▶ [WHAT TO WORK ON] Go through the entries below and print each one exactly, leaving out pictures.

>> START DATASET EXTRACT

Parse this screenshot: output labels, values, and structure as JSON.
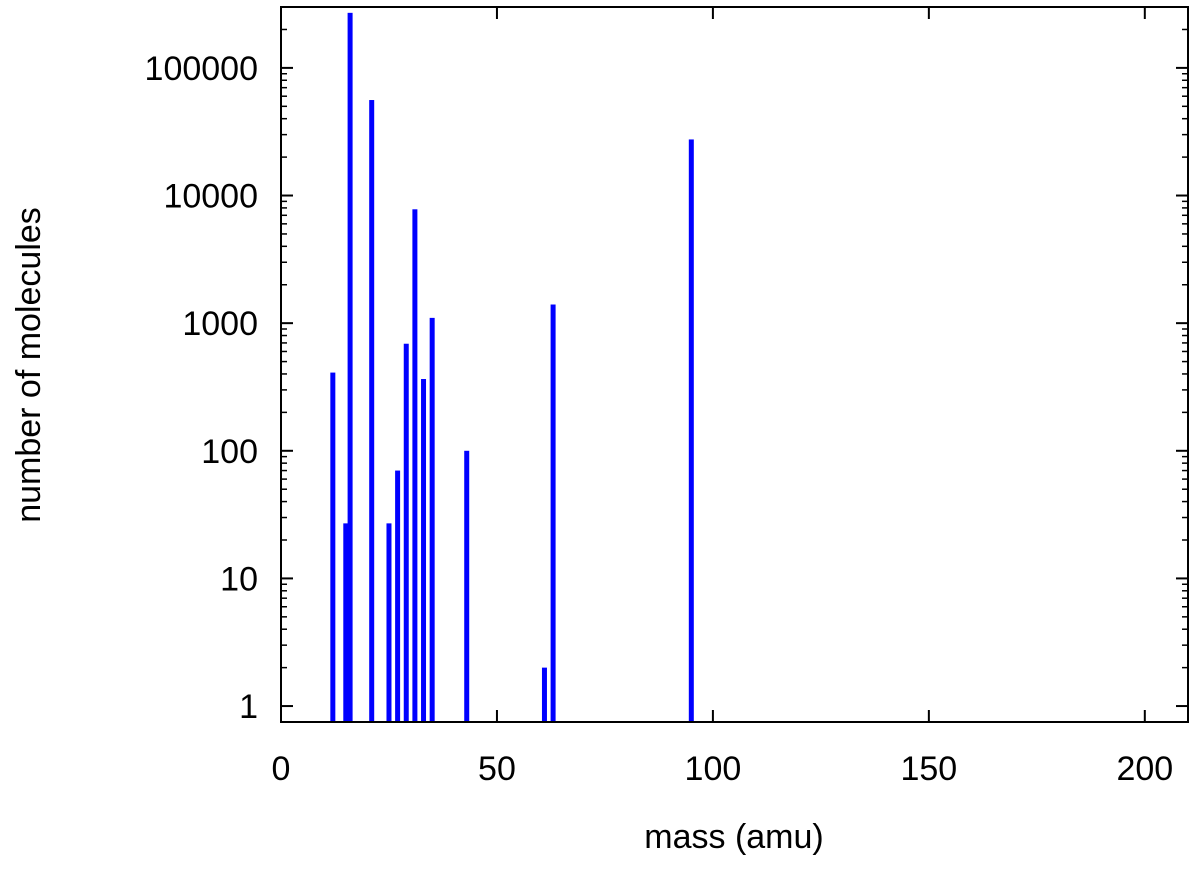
{
  "chart_data": {
    "type": "bar",
    "title": "",
    "xlabel": "mass (amu)",
    "ylabel": "number of molecules",
    "xlim": [
      0,
      210
    ],
    "ylim": [
      0.75,
      300000
    ],
    "y_scale": "log",
    "grid": false,
    "bar_color": "#0000ff",
    "x_ticks": [
      0,
      50,
      100,
      150,
      200
    ],
    "x_tick_labels": [
      "0",
      "50",
      "100",
      "150",
      "200"
    ],
    "y_ticks": [
      1,
      10,
      100,
      1000,
      10000,
      100000
    ],
    "y_tick_labels": [
      "1",
      "10",
      "100",
      "1000",
      "10000",
      "100000"
    ],
    "series": [
      {
        "x": [
          12,
          15,
          16,
          21,
          25,
          27,
          29,
          31,
          33,
          35,
          43,
          61,
          63,
          95
        ],
        "values": [
          410,
          27,
          270000,
          56000,
          27,
          70,
          690,
          7800,
          365,
          1100,
          100,
          2,
          1400,
          27500
        ]
      }
    ]
  }
}
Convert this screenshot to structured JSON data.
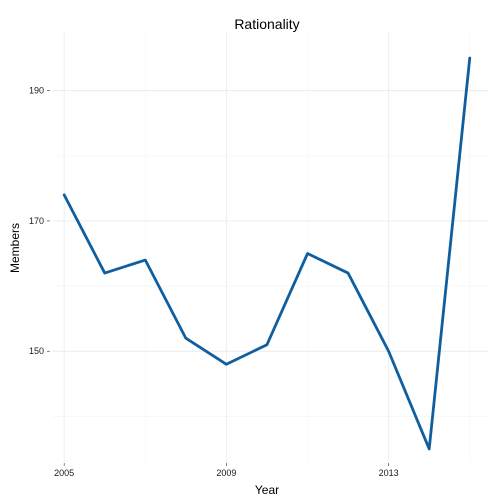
{
  "chart_data": {
    "type": "line",
    "title": "Rationality",
    "xlabel": "Year",
    "ylabel": "Members",
    "x": [
      2005,
      2006,
      2007,
      2008,
      2009,
      2010,
      2011,
      2012,
      2013,
      2014,
      2015
    ],
    "series": [
      {
        "values": [
          174,
          162,
          164,
          152,
          148,
          151,
          165,
          162,
          150,
          135,
          195
        ],
        "color": "#0f5fa0"
      }
    ],
    "xticks": [
      2005,
      2009,
      2013
    ],
    "xtick_labels": [
      "2005",
      "2009",
      "2013"
    ],
    "yticks": [
      150,
      170,
      190
    ],
    "ytick_labels": [
      "150",
      "170",
      "190"
    ],
    "xlim": [
      2004.7,
      2015.45
    ],
    "ylim": [
      133,
      199
    ],
    "grid": true,
    "legend": "none"
  }
}
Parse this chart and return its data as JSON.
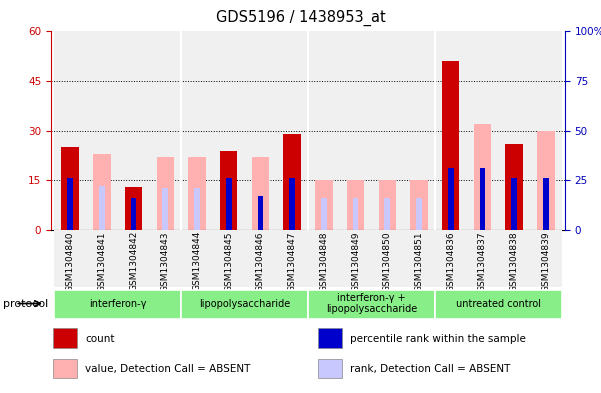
{
  "title": "GDS5196 / 1438953_at",
  "samples": [
    "GSM1304840",
    "GSM1304841",
    "GSM1304842",
    "GSM1304843",
    "GSM1304844",
    "GSM1304845",
    "GSM1304846",
    "GSM1304847",
    "GSM1304848",
    "GSM1304849",
    "GSM1304850",
    "GSM1304851",
    "GSM1304836",
    "GSM1304837",
    "GSM1304838",
    "GSM1304839"
  ],
  "count": [
    25,
    0,
    13,
    0,
    0,
    24,
    0,
    29,
    0,
    0,
    0,
    0,
    51,
    0,
    26,
    0
  ],
  "percentile_rank": [
    26,
    0,
    16,
    0,
    0,
    26,
    17,
    26,
    0,
    0,
    0,
    0,
    31,
    31,
    26,
    26
  ],
  "value_absent": [
    0,
    23,
    0,
    22,
    22,
    0,
    22,
    0,
    15,
    15,
    15,
    15,
    0,
    32,
    0,
    30
  ],
  "rank_absent": [
    0,
    22,
    0,
    21,
    21,
    0,
    16,
    0,
    16,
    16,
    16,
    16,
    0,
    22,
    0,
    22
  ],
  "groups": [
    {
      "label": "interferon-γ",
      "start": 0,
      "end": 4
    },
    {
      "label": "lipopolysaccharide",
      "start": 4,
      "end": 8
    },
    {
      "label": "interferon-γ +\nlipopolysaccharide",
      "start": 8,
      "end": 12
    },
    {
      "label": "untreated control",
      "start": 12,
      "end": 16
    }
  ],
  "left_ylim": [
    0,
    60
  ],
  "right_ylim": [
    0,
    100
  ],
  "left_yticks": [
    0,
    15,
    30,
    45,
    60
  ],
  "right_yticks": [
    0,
    25,
    50,
    75,
    100
  ],
  "left_color": "#cc0000",
  "right_color": "#0000bb",
  "bar_color_count": "#cc0000",
  "bar_color_rank": "#0000cc",
  "bar_color_value_absent": "#ffb0b0",
  "bar_color_rank_absent": "#c8c8ff",
  "group_color": "#88ee88",
  "bg_color": "#f0f0f0",
  "legend_items": [
    [
      "#cc0000",
      "count"
    ],
    [
      "#0000cc",
      "percentile rank within the sample"
    ],
    [
      "#ffb0b0",
      "value, Detection Call = ABSENT"
    ],
    [
      "#c8c8ff",
      "rank, Detection Call = ABSENT"
    ]
  ]
}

>> END DATASET EXTRACT

▶ [SOLUTION BELOW]
Parse this screenshot: output labels, values, and structure as JSON.
{
  "chart_data": {
    "type": "bar",
    "title": "",
    "xlabel": "mass (amu)",
    "ylabel": "number of molecules",
    "xlim": [
      0,
      210
    ],
    "ylim": [
      0.75,
      300000
    ],
    "y_scale": "log",
    "grid": false,
    "bar_color": "#0000ff",
    "x_ticks": [
      0,
      50,
      100,
      150,
      200
    ],
    "x_tick_labels": [
      "0",
      "50",
      "100",
      "150",
      "200"
    ],
    "y_ticks": [
      1,
      10,
      100,
      1000,
      10000,
      100000
    ],
    "y_tick_labels": [
      "1",
      "10",
      "100",
      "1000",
      "10000",
      "100000"
    ],
    "series": [
      {
        "x": [
          12,
          15,
          16,
          21,
          25,
          27,
          29,
          31,
          33,
          35,
          43,
          61,
          63,
          95
        ],
        "values": [
          410,
          27,
          270000,
          56000,
          27,
          70,
          690,
          7800,
          365,
          1100,
          100,
          2,
          1400,
          27500
        ]
      }
    ]
  }
}
Convert this screenshot to structured JSON data.
{
  "chart_data": {
    "type": "line",
    "title": "Rationality",
    "xlabel": "Year",
    "ylabel": "Members",
    "x": [
      2005,
      2006,
      2007,
      2008,
      2009,
      2010,
      2011,
      2012,
      2013,
      2014,
      2015
    ],
    "series": [
      {
        "values": [
          174,
          162,
          164,
          152,
          148,
          151,
          165,
          162,
          150,
          135,
          195
        ],
        "color": "#0f5fa0"
      }
    ],
    "xticks": [
      2005,
      2009,
      2013
    ],
    "xtick_labels": [
      "2005",
      "2009",
      "2013"
    ],
    "yticks": [
      150,
      170,
      190
    ],
    "ytick_labels": [
      "150",
      "170",
      "190"
    ],
    "xlim": [
      2004.7,
      2015.45
    ],
    "ylim": [
      133,
      199
    ],
    "grid": true,
    "legend": "none"
  }
}
Parse this chart and return its data as JSON.
{
  "title": "GDS5196 / 1438953_at",
  "samples": [
    "GSM1304840",
    "GSM1304841",
    "GSM1304842",
    "GSM1304843",
    "GSM1304844",
    "GSM1304845",
    "GSM1304846",
    "GSM1304847",
    "GSM1304848",
    "GSM1304849",
    "GSM1304850",
    "GSM1304851",
    "GSM1304836",
    "GSM1304837",
    "GSM1304838",
    "GSM1304839"
  ],
  "count": [
    25,
    0,
    13,
    0,
    0,
    24,
    0,
    29,
    0,
    0,
    0,
    0,
    51,
    0,
    26,
    0
  ],
  "percentile_rank": [
    26,
    0,
    16,
    0,
    0,
    26,
    17,
    26,
    0,
    0,
    0,
    0,
    31,
    31,
    26,
    26
  ],
  "value_absent": [
    0,
    23,
    0,
    22,
    22,
    0,
    22,
    0,
    15,
    15,
    15,
    15,
    0,
    32,
    0,
    30
  ],
  "rank_absent": [
    0,
    22,
    0,
    21,
    21,
    0,
    16,
    0,
    16,
    16,
    16,
    16,
    0,
    22,
    0,
    22
  ],
  "groups": [
    {
      "label": "interferon-γ",
      "start": 0,
      "end": 4
    },
    {
      "label": "lipopolysaccharide",
      "start": 4,
      "end": 8
    },
    {
      "label": "interferon-γ +\nlipopolysaccharide",
      "start": 8,
      "end": 12
    },
    {
      "label": "untreated control",
      "start": 12,
      "end": 16
    }
  ],
  "left_ylim": [
    0,
    60
  ],
  "right_ylim": [
    0,
    100
  ],
  "left_yticks": [
    0,
    15,
    30,
    45,
    60
  ],
  "right_yticks": [
    0,
    25,
    50,
    75,
    100
  ],
  "left_color": "#cc0000",
  "right_color": "#0000bb",
  "bar_color_count": "#cc0000",
  "bar_color_rank": "#0000cc",
  "bar_color_value_absent": "#ffb0b0",
  "bar_color_rank_absent": "#c8c8ff",
  "group_color": "#88ee88",
  "bg_color": "#f0f0f0",
  "legend_items": [
    [
      "#cc0000",
      "count"
    ],
    [
      "#0000cc",
      "percentile rank within the sample"
    ],
    [
      "#ffb0b0",
      "value, Detection Call = ABSENT"
    ],
    [
      "#c8c8ff",
      "rank, Detection Call = ABSENT"
    ]
  ]
}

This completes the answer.